### Document passage:
- Sire: Voter
- Grandsire: Friar's Balsam
- Dam: Quesal
- Damsire: Himyar
- Sex: Stallion
- Foaled: 1904
- Country: United States
- Color: Brown
- Breeder: Barak G. Thomas
- Owner: William Lakeland J. Curtis van Ness (1906-09)
- Trainer: William Lakeland
- Record: 20: 5-6-1
- Earnings: US$56,671

Major wins
- Autumn Maiden Stakes (1906) Futurity Stakes (1906) Produce Stakes (1906)

Awards
- United States Two-Year-Old earnings leader

= Electioneer =

Racehorse (born 1904)

Electioneer (foaled April 20, 1904 in Kentucky) was an American Thoroughbred racehorse best known for his 1906 win in New York's rich Futurity Stakes.

==Background==
Former Confederate Army soldier Major Barak G. Thomas bred Electioneer at his Dixiana Stud near Lexington, Kentucky. He was sired by the very fast Voter, the 1899 American Champion Handicap Male Horse. Among his other progeny, Voter sired Ballot who in turn was the damsire of Bull Lea, a stallion considered "one of the greatest sires in Thoroughbred breeding history." Electioneer's dam was Quesal, a nine-time winner at age three and four. She was a daughter of Himyar, the leading sire in North America of 1893. Himyar sired both 1898 Kentucky Derby winner Plaudit and future U.S. Racing Hall of Fame Domino, the grandsire of two Hall of Famers, Colin and Peter Pan.

(Layout element entries)
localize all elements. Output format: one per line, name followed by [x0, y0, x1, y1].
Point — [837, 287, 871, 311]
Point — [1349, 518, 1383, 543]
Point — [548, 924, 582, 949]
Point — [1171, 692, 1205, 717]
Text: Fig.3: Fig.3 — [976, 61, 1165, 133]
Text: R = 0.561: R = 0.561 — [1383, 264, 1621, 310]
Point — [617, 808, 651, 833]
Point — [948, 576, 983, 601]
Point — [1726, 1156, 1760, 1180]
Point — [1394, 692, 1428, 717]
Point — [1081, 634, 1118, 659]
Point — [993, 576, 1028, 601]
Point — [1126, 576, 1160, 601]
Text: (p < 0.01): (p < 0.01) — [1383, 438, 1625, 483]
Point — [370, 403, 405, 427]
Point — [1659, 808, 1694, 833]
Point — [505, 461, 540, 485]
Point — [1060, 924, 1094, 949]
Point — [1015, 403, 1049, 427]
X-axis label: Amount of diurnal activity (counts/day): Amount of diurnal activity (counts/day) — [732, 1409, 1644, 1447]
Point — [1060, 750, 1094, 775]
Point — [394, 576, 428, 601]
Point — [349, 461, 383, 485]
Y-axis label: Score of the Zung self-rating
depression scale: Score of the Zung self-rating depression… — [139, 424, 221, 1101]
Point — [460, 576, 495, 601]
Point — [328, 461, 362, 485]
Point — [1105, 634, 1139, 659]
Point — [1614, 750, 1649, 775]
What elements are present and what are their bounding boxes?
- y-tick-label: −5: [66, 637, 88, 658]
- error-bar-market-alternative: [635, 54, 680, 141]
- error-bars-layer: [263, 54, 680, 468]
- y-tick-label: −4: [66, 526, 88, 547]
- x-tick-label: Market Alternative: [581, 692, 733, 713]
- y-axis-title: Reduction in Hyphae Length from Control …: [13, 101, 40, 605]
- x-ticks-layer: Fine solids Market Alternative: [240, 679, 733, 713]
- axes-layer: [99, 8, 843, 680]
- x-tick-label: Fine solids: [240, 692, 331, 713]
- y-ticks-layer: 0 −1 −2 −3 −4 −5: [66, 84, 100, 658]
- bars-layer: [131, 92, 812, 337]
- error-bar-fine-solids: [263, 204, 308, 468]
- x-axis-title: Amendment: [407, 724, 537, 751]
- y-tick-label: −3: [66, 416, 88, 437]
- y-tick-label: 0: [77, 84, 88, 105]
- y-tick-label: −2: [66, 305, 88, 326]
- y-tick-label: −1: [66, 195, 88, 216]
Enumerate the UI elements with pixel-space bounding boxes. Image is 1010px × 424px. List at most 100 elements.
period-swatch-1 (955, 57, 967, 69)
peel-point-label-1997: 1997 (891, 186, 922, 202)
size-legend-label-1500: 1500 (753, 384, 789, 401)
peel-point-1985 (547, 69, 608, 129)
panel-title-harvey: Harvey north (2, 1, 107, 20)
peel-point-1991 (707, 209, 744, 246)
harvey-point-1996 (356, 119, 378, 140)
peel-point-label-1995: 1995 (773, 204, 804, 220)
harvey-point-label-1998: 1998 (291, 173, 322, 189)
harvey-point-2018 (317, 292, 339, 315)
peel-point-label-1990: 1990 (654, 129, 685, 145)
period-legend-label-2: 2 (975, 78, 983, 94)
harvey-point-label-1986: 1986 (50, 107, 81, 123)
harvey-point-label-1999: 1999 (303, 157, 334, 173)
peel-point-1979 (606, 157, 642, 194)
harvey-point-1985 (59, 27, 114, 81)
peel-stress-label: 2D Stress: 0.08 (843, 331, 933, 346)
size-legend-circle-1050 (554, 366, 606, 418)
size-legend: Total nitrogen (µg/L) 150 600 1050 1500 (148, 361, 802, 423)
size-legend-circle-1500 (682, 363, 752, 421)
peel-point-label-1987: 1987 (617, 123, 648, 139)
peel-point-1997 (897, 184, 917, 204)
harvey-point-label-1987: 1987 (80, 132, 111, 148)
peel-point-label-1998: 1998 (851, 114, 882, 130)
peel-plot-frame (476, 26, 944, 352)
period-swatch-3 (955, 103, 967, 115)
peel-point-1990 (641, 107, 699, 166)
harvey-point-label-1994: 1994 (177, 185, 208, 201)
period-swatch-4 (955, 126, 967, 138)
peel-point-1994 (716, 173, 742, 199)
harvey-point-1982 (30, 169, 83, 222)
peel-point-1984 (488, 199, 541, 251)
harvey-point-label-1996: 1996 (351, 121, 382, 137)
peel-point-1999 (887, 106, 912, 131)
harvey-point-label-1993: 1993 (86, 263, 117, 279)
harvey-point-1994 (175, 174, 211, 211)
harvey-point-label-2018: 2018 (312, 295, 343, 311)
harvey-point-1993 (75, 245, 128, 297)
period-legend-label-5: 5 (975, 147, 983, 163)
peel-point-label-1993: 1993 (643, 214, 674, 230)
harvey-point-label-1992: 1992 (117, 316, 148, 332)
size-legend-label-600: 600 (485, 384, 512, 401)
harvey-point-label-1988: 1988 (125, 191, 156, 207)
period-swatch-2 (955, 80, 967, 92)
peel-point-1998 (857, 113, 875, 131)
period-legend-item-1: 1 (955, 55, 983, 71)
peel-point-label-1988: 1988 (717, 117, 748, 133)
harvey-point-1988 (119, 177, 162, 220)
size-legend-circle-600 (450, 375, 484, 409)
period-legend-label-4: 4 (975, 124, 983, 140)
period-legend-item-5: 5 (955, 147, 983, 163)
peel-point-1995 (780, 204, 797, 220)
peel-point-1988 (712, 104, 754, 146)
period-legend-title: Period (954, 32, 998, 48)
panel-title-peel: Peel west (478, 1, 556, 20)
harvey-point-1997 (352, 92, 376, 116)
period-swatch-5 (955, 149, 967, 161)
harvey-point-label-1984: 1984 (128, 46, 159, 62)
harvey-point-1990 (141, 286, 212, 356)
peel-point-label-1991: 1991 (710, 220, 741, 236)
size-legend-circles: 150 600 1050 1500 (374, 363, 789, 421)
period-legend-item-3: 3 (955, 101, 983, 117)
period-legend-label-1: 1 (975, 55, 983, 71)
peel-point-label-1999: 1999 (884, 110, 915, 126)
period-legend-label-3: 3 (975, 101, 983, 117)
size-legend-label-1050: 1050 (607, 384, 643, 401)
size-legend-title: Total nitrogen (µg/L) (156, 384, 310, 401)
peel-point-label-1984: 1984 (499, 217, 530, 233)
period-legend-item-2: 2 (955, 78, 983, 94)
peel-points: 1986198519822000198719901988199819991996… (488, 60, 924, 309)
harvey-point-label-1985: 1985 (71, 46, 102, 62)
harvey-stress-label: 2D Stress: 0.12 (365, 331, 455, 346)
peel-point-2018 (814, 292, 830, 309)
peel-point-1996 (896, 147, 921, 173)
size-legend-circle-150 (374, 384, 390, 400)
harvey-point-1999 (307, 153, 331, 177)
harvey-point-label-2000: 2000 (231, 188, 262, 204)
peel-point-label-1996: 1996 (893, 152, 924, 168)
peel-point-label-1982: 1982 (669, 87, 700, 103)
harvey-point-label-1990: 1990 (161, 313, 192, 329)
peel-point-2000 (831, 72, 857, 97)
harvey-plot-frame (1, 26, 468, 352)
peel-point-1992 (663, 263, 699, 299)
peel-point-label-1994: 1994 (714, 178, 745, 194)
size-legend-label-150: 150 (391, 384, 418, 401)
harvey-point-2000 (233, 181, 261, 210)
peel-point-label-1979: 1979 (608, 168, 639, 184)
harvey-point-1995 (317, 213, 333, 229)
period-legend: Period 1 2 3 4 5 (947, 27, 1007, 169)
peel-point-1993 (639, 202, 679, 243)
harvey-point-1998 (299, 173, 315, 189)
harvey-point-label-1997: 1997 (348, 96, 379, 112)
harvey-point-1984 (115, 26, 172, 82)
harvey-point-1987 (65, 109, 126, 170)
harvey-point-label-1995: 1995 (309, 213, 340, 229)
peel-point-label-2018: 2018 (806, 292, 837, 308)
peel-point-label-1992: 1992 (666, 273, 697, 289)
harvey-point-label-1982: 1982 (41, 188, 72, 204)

### Written exercise A:
Please reproduce the Electioneer article word for word, everything from "Racehorse (born 1904)" down to "and Peter Pan.".
### Written exercise B:
Decide whether each statement agrees with the Electioneer article: (i) Electioneer was foaled in Kentucky. (ii) Quesal was a daughter of Voter. (iii) Voter was the 1899 American Champion Handicap Male Horse. Answer yes or no for each, quoting the words of the article that settle it.

### Exercise solution A:
Racehorse (born 1904)

Electioneer (foaled April 20, 1904 in Kentucky) was an American Thoroughbred racehorse best known for his 1906 win in New York's rich Futurity Stakes.

==Background==
Former Confederate Army soldier Major Barak G. Thomas bred Electioneer at his Dixiana Stud near Lexington, Kentucky. He was sired by the very fast Voter, the 1899 American Champion Handicap Male Horse. Among his other progeny, Voter sired Ballot who in turn was the damsire of Bull Lea, a stallion considered "one of the greatest sires in Thoroughbred breeding history." Electioneer's dam was Quesal, a nine-time winner at age three and four. She was a daughter of Himyar, the leading sire in North America of 1893. Himyar sired both 1898 Kentucky Derby winner Plaudit and future U.S. Racing Hall of Fame Domino, the grandsire of two Hall of Famers, Colin and Peter Pan.

### Exercise solution B:
(i) Yes: "Electioneer (foaled April 20, 1904 in Kentucky)"
(ii) No: "She was a daughter of Himyar"
(iii) Yes: "Voter, the 1899 American Champion Handicap Male Horse"